_Dataset_
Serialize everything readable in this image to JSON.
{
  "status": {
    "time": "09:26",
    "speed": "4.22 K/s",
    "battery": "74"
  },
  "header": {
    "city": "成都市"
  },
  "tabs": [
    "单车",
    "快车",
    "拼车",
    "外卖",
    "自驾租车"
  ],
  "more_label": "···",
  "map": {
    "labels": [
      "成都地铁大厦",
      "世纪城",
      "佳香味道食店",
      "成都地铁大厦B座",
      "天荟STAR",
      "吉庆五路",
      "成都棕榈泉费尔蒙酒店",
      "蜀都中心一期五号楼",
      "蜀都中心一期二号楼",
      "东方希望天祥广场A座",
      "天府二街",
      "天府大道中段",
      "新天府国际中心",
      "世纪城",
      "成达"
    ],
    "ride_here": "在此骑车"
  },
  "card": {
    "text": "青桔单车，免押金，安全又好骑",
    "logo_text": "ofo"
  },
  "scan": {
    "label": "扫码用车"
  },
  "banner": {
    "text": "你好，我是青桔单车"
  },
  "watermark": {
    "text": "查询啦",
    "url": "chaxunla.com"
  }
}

==

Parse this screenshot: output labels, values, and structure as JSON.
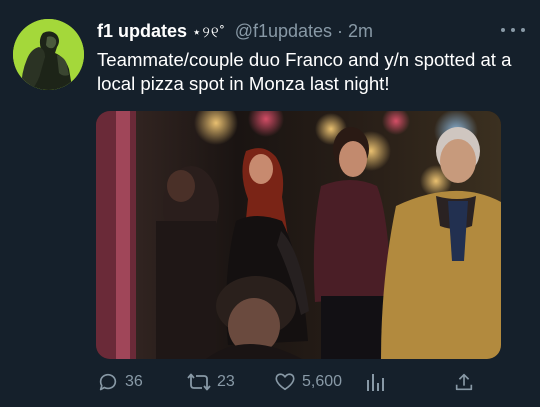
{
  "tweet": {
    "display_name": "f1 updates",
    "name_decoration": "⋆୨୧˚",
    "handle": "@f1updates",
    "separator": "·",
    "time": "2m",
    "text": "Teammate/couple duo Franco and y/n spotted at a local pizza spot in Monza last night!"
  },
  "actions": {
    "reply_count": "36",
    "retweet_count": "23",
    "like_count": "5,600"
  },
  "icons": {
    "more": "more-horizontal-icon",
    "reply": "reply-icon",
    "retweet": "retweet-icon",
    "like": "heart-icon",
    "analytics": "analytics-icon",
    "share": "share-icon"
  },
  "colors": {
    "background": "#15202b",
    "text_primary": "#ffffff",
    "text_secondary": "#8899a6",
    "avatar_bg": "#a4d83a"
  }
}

_To be done_
Scan the material above for the word "this". Copy each line where it occurs.

_Reply to the task_
Serialize everything readable in this image to JSON.
Parse this screenshot: output labels, values, and structure as JSON.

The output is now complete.